Source data:
···
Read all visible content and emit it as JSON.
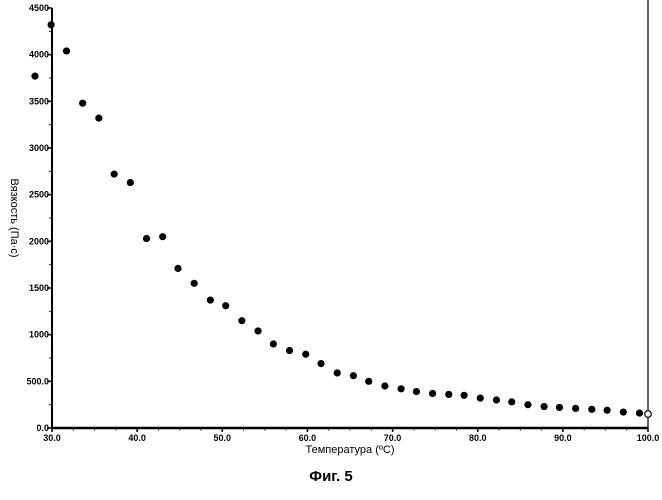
{
  "figure": {
    "caption": "Фиг. 5"
  },
  "chart_data": {
    "type": "scatter",
    "xlabel": "Температура (ºС)",
    "ylabel": "Вязкость (Па·с)",
    "xlim": [
      30.0,
      100.0
    ],
    "ylim": [
      0,
      4500
    ],
    "x_ticks": [
      30.0,
      40.0,
      50.0,
      60.0,
      70.0,
      80.0,
      90.0,
      100.0
    ],
    "x_tick_labels": [
      "30.0",
      "40.0",
      "50.0",
      "60.0",
      "70.0",
      "80.0",
      "90.0",
      "100.0"
    ],
    "y_ticks": [
      0,
      500,
      1000,
      1500,
      2000,
      2500,
      3000,
      3500,
      4000,
      4500
    ],
    "y_tick_labels": [
      "0.0",
      "500.0",
      "1000",
      "1500",
      "2000",
      "2500",
      "3000",
      "3500",
      "4000",
      "4500"
    ],
    "grid": false,
    "legend": "none",
    "marker_color": "#000000",
    "x": [
      28.0,
      29.9,
      31.7,
      33.6,
      35.5,
      37.3,
      39.2,
      41.1,
      43.0,
      44.8,
      46.7,
      48.6,
      50.4,
      52.3,
      54.2,
      56.0,
      57.9,
      59.8,
      61.6,
      63.5,
      65.4,
      67.2,
      69.1,
      71.0,
      72.8,
      74.7,
      76.6,
      78.4,
      80.3,
      82.2,
      84.0,
      85.9,
      87.8,
      89.6,
      91.5,
      93.4,
      95.2,
      97.1,
      99.0,
      100.0
    ],
    "y": [
      3770,
      4320,
      4040,
      3480,
      3320,
      2720,
      2630,
      2030,
      2050,
      1710,
      1550,
      1370,
      1310,
      1150,
      1040,
      900,
      830,
      790,
      690,
      590,
      560,
      500,
      450,
      420,
      390,
      370,
      360,
      350,
      320,
      300,
      280,
      250,
      230,
      220,
      210,
      200,
      190,
      170,
      160,
      150
    ]
  }
}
···
--- To do ---
Omit the pictures and restate the rest of the records verbatim.

--- Task output ---
Read all visible content and emit it as JSON.
{
  "figure": {
    "caption": "Фиг. 5"
  },
  "chart_data": {
    "type": "scatter",
    "xlabel": "Температура (ºС)",
    "ylabel": "Вязкость (Па·с)",
    "xlim": [
      30.0,
      100.0
    ],
    "ylim": [
      0,
      4500
    ],
    "x_ticks": [
      30.0,
      40.0,
      50.0,
      60.0,
      70.0,
      80.0,
      90.0,
      100.0
    ],
    "x_tick_labels": [
      "30.0",
      "40.0",
      "50.0",
      "60.0",
      "70.0",
      "80.0",
      "90.0",
      "100.0"
    ],
    "y_ticks": [
      0,
      500,
      1000,
      1500,
      2000,
      2500,
      3000,
      3500,
      4000,
      4500
    ],
    "y_tick_labels": [
      "0.0",
      "500.0",
      "1000",
      "1500",
      "2000",
      "2500",
      "3000",
      "3500",
      "4000",
      "4500"
    ],
    "grid": false,
    "legend": "none",
    "marker_color": "#000000",
    "x": [
      28.0,
      29.9,
      31.7,
      33.6,
      35.5,
      37.3,
      39.2,
      41.1,
      43.0,
      44.8,
      46.7,
      48.6,
      50.4,
      52.3,
      54.2,
      56.0,
      57.9,
      59.8,
      61.6,
      63.5,
      65.4,
      67.2,
      69.1,
      71.0,
      72.8,
      74.7,
      76.6,
      78.4,
      80.3,
      82.2,
      84.0,
      85.9,
      87.8,
      89.6,
      91.5,
      93.4,
      95.2,
      97.1,
      99.0,
      100.0
    ],
    "y": [
      3770,
      4320,
      4040,
      3480,
      3320,
      2720,
      2630,
      2030,
      2050,
      1710,
      1550,
      1370,
      1310,
      1150,
      1040,
      900,
      830,
      790,
      690,
      590,
      560,
      500,
      450,
      420,
      390,
      370,
      360,
      350,
      320,
      300,
      280,
      250,
      230,
      220,
      210,
      200,
      190,
      170,
      160,
      150
    ]
  }
}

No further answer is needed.